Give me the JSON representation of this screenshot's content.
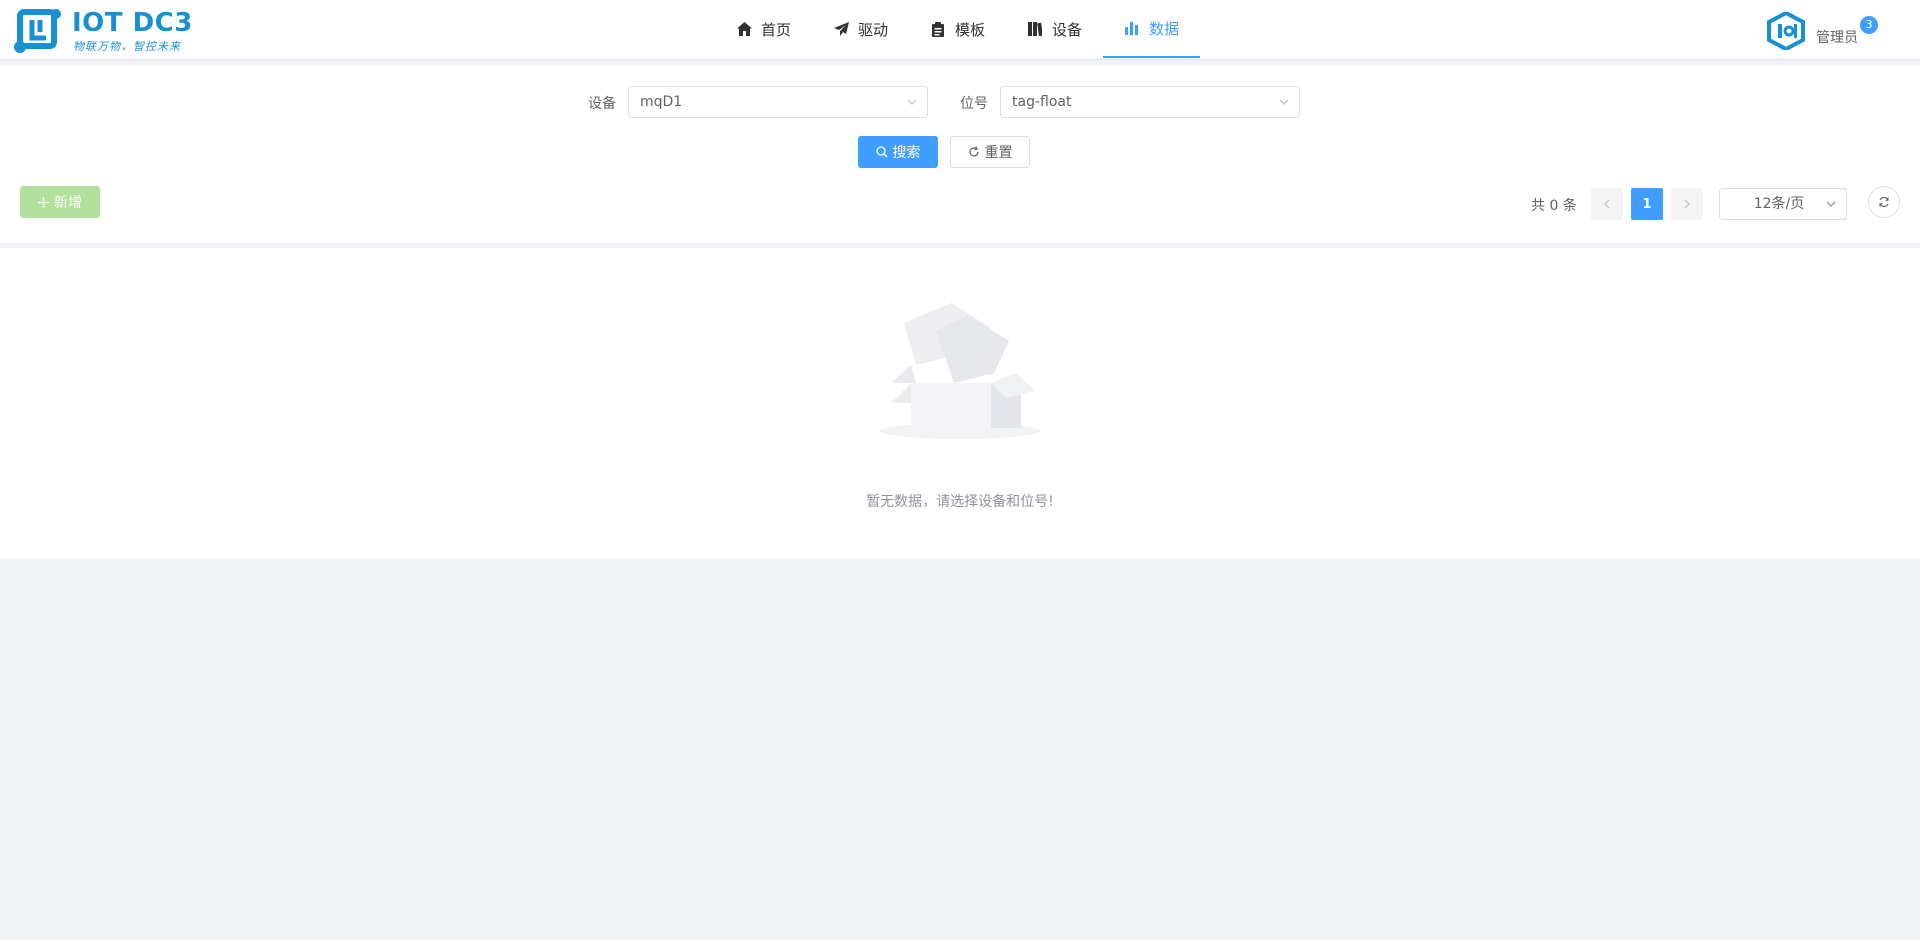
{
  "app": {
    "logo_title": "IOT DC3",
    "logo_subtitle": "物联万物，智控未来"
  },
  "nav": {
    "items": [
      {
        "label": "首页",
        "icon": "home-icon"
      },
      {
        "label": "驱动",
        "icon": "send-icon"
      },
      {
        "label": "模板",
        "icon": "clipboard-icon"
      },
      {
        "label": "设备",
        "icon": "book-icon"
      },
      {
        "label": "数据",
        "icon": "bar-chart-icon",
        "active": true
      }
    ]
  },
  "user": {
    "name": "管理员",
    "badge": "3"
  },
  "search": {
    "device_label": "设备",
    "device_value": "mqD1",
    "point_label": "位号",
    "point_value": "tag-float",
    "search_button": "搜索",
    "reset_button": "重置"
  },
  "toolbar": {
    "add_button": "新增",
    "total_text": "共 0 条",
    "current_page": "1",
    "page_size": "12条/页"
  },
  "empty": {
    "text": "暂无数据，请选择设备和位号!"
  },
  "colors": {
    "primary": "#409eff",
    "logo": "#1890d4",
    "success_disabled": "#b3e19d"
  }
}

· · · · ·

### Short task
Reproduce the material in full, word for word, and omit the pictures.

### Written answer
Give me the JSON representation of this screenshot's content.
{
  "app": {
    "logo_title": "IOT DC3",
    "logo_subtitle": "物联万物，智控未来"
  },
  "nav": {
    "items": [
      {
        "label": "首页",
        "icon": "home-icon"
      },
      {
        "label": "驱动",
        "icon": "send-icon"
      },
      {
        "label": "模板",
        "icon": "clipboard-icon"
      },
      {
        "label": "设备",
        "icon": "book-icon"
      },
      {
        "label": "数据",
        "icon": "bar-chart-icon",
        "active": true
      }
    ]
  },
  "user": {
    "name": "管理员",
    "badge": "3"
  },
  "search": {
    "device_label": "设备",
    "device_value": "mqD1",
    "point_label": "位号",
    "point_value": "tag-float",
    "search_button": "搜索",
    "reset_button": "重置"
  },
  "toolbar": {
    "add_button": "新增",
    "total_text": "共 0 条",
    "current_page": "1",
    "page_size": "12条/页"
  },
  "empty": {
    "text": "暂无数据，请选择设备和位号!"
  },
  "colors": {
    "primary": "#409eff",
    "logo": "#1890d4",
    "success_disabled": "#b3e19d"
  }
}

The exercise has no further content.